>>>

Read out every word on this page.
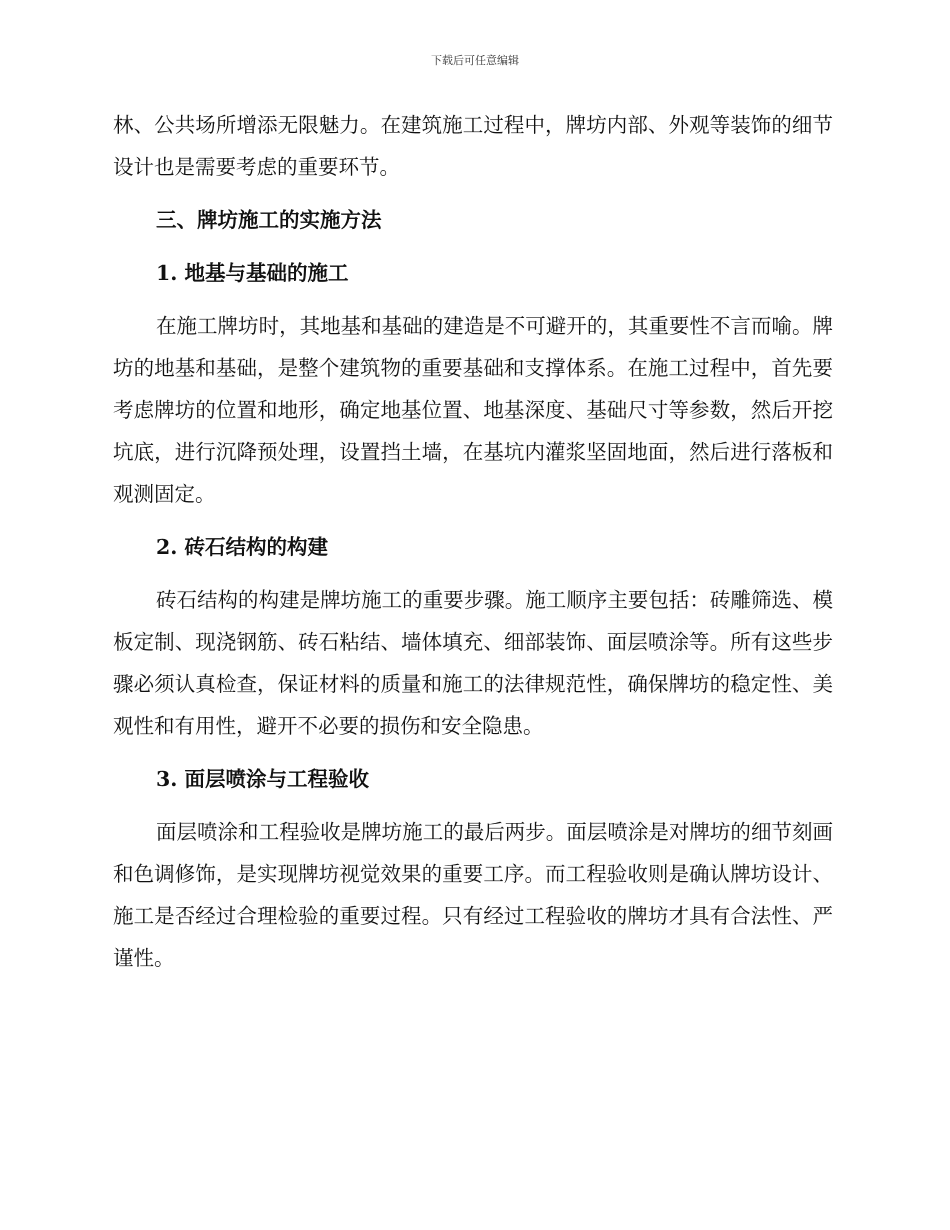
下载后可任意编辑

林、公共场所增添无限魅力。在建筑施工过程中，牌坊内部、外观等装饰的细节设计也是需要考虑的重要环节。

三、牌坊施工的实施方法
1. 地基与基础的施工

在施工牌坊时，其地基和基础的建造是不可避开的，其重要性不言而喻。牌坊的地基和基础，是整个建筑物的重要基础和支撑体系。在施工过程中，首先要考虑牌坊的位置和地形，确定地基位置、地基深度、基础尺寸等参数，然后开挖坑底，进行沉降预处理，设置挡土墙，在基坑内灌浆坚固地面，然后进行落板和观测固定。

2. 砖石结构的构建

砖石结构的构建是牌坊施工的重要步骤。施工顺序主要包括：砖雕筛选、模板定制、现浇钢筋、砖石粘结、墙体填充、细部装饰、面层喷涂等。所有这些步骤必须认真检查，保证材料的质量和施工的法律规范性，确保牌坊的稳定性、美观性和有用性，避开不必要的损伤和安全隐患。

3. 面层喷涂与工程验收

面层喷涂和工程验收是牌坊施工的最后两步。面层喷涂是对牌坊的细节刻画和色调修饰，是实现牌坊视觉效果的重要工序。而工程验收则是确认牌坊设计、施工是否经过合理检验的重要过程。只有经过工程验收的牌坊才具有合法性、严谨性。
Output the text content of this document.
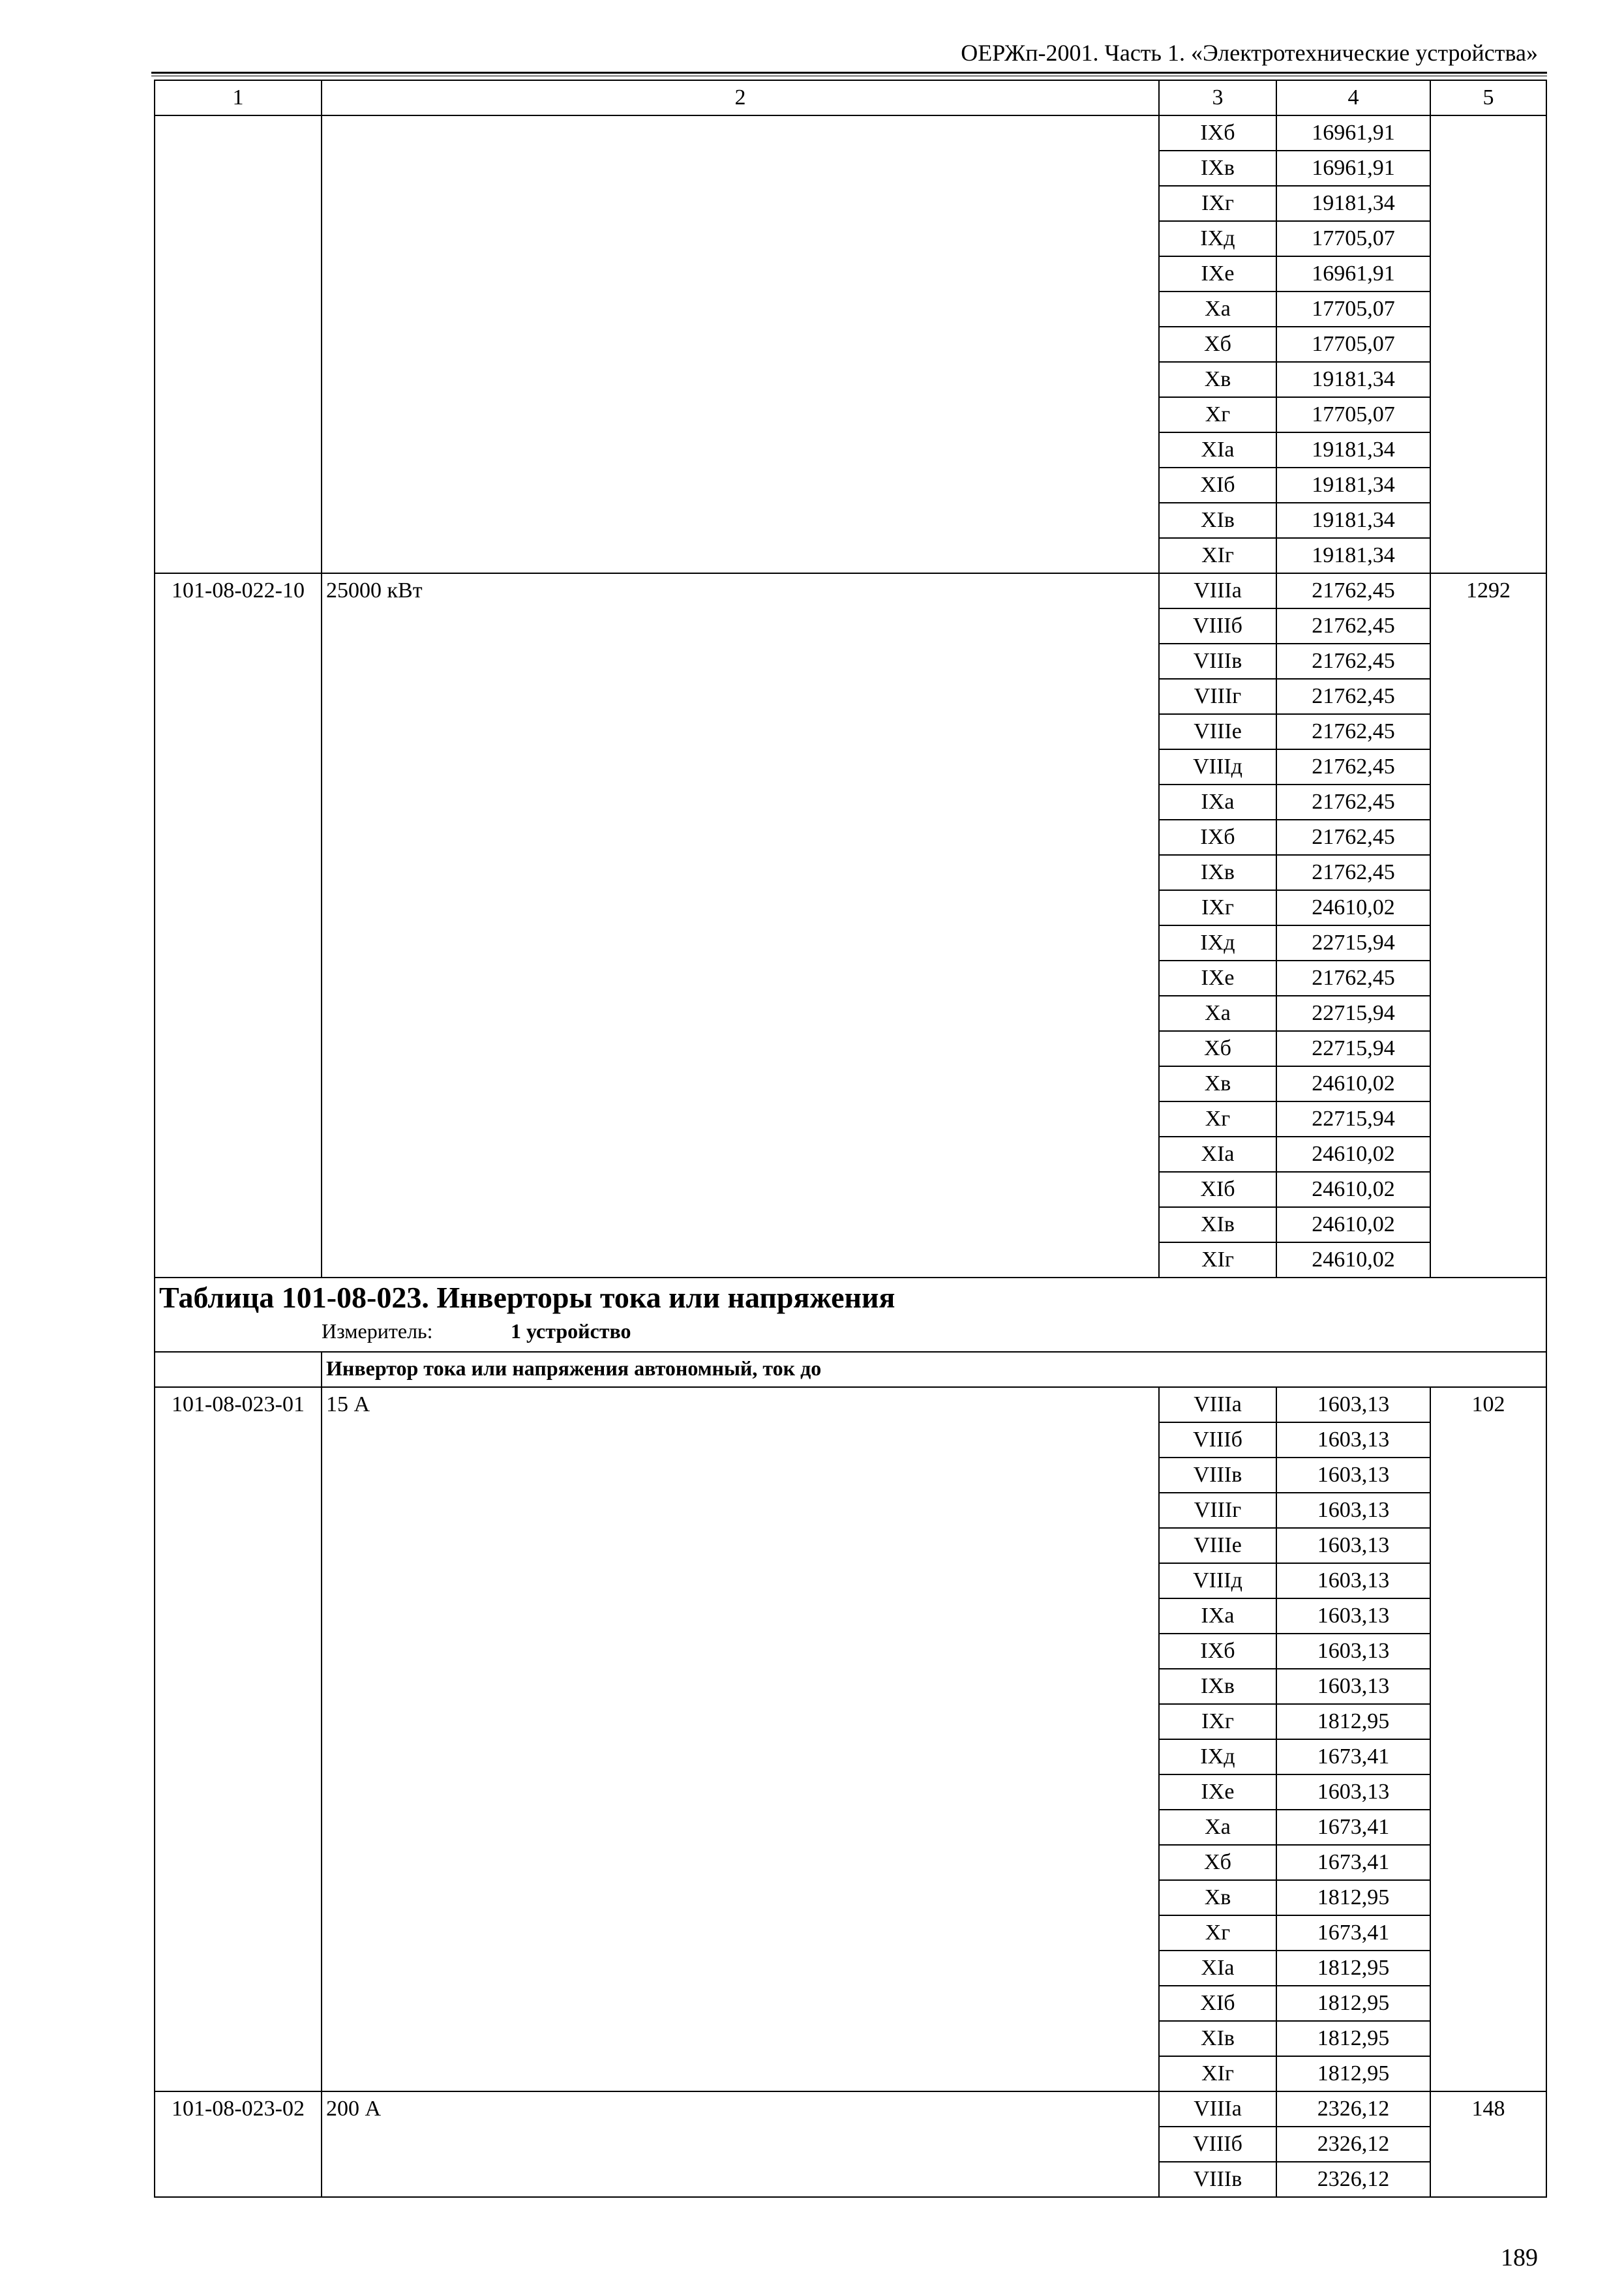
ОЕРЖп-2001. Часть 1. «Электротехнические устройства»
1	2	3	4	5
		IXб	16961,91	
		IXв	16961,91	
		IXг	19181,34	
		IXд	17705,07	
		IXе	16961,91	
		Xа	17705,07	
		Xб	17705,07	
		Xв	19181,34	
		Xг	17705,07	
		XIа	19181,34	
		XIб	19181,34	
		XIв	19181,34	
		XIг	19181,34	
101-08-022-10	25000 кВт	VIIIа	21762,45	1292
		VIIIб	21762,45	
		VIIIв	21762,45	
		VIIIг	21762,45	
		VIIIе	21762,45	
		VIIIд	21762,45	
		IXа	21762,45	
		IXб	21762,45	
		IXв	21762,45	
		IXг	24610,02	
		IXд	22715,94	
		IXе	21762,45	
		Xа	22715,94	
		Xб	22715,94	
		Xв	24610,02	
		Xг	22715,94	
		XIа	24610,02	
		XIб	24610,02	
		XIв	24610,02	
		XIг	24610,02	
Таблица 101-08-023. Инверторы тока или напряжения				
	Измеритель: 1 устройство			
	Инвертор тока или напряжения автономный, ток до			
101-08-023-01	15 А	VIIIа	1603,13	102
		VIIIб	1603,13	
		VIIIв	1603,13	
		VIIIг	1603,13	
		VIIIе	1603,13	
		VIIIд	1603,13	
		IXа	1603,13	
		IXб	1603,13	
		IXв	1603,13	
		IXг	1812,95	
		IXд	1673,41	
		IXе	1603,13	
		Xа	1673,41	
		Xб	1673,41	
		Xв	1812,95	
		Xг	1673,41	
		XIа	1812,95	
		XIб	1812,95	
		XIв	1812,95	
		XIг	1812,95	
101-08-023-02	200 А	VIIIа	2326,12	148
		VIIIб	2326,12	
		VIIIв	2326,12	
189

<<<

__WHAT TO DO__:
Omit the pictures, then extract verbatim only those lines that fall between the line containing "Output the text content of this document." and the final line of the records above, both included.

__EXPECTED ANSWER__:
Output the text content of this document.
ОЕРЖп-2001. Часть 1. «Электротехнические устройства»
1	2	3	4	5
		IXб	16961,91	
		IXв	16961,91	
		IXг	19181,34	
		IXд	17705,07	
		IXе	16961,91	
		Xа	17705,07	
		Xб	17705,07	
		Xв	19181,34	
		Xг	17705,07	
		XIа	19181,34	
		XIб	19181,34	
		XIв	19181,34	
		XIг	19181,34	
101-08-022-10	25000 кВт	VIIIа	21762,45	1292
		VIIIб	21762,45	
		VIIIв	21762,45	
		VIIIг	21762,45	
		VIIIе	21762,45	
		VIIIд	21762,45	
		IXа	21762,45	
		IXб	21762,45	
		IXв	21762,45	
		IXг	24610,02	
		IXд	22715,94	
		IXе	21762,45	
		Xа	22715,94	
		Xб	22715,94	
		Xв	24610,02	
		Xг	22715,94	
		XIа	24610,02	
		XIб	24610,02	
		XIв	24610,02	
		XIг	24610,02	
Таблица 101-08-023. Инверторы тока или напряжения				
	Измеритель: 1 устройство			
	Инвертор тока или напряжения автономный, ток до			
101-08-023-01	15 А	VIIIа	1603,13	102
		VIIIб	1603,13	
		VIIIв	1603,13	
		VIIIг	1603,13	
		VIIIе	1603,13	
		VIIIд	1603,13	
		IXа	1603,13	
		IXб	1603,13	
		IXв	1603,13	
		IXг	1812,95	
		IXд	1673,41	
		IXе	1603,13	
		Xа	1673,41	
		Xб	1673,41	
		Xв	1812,95	
		Xг	1673,41	
		XIа	1812,95	
		XIб	1812,95	
		XIв	1812,95	
		XIг	1812,95	
101-08-023-02	200 А	VIIIа	2326,12	148
		VIIIб	2326,12	
		VIIIв	2326,12	
189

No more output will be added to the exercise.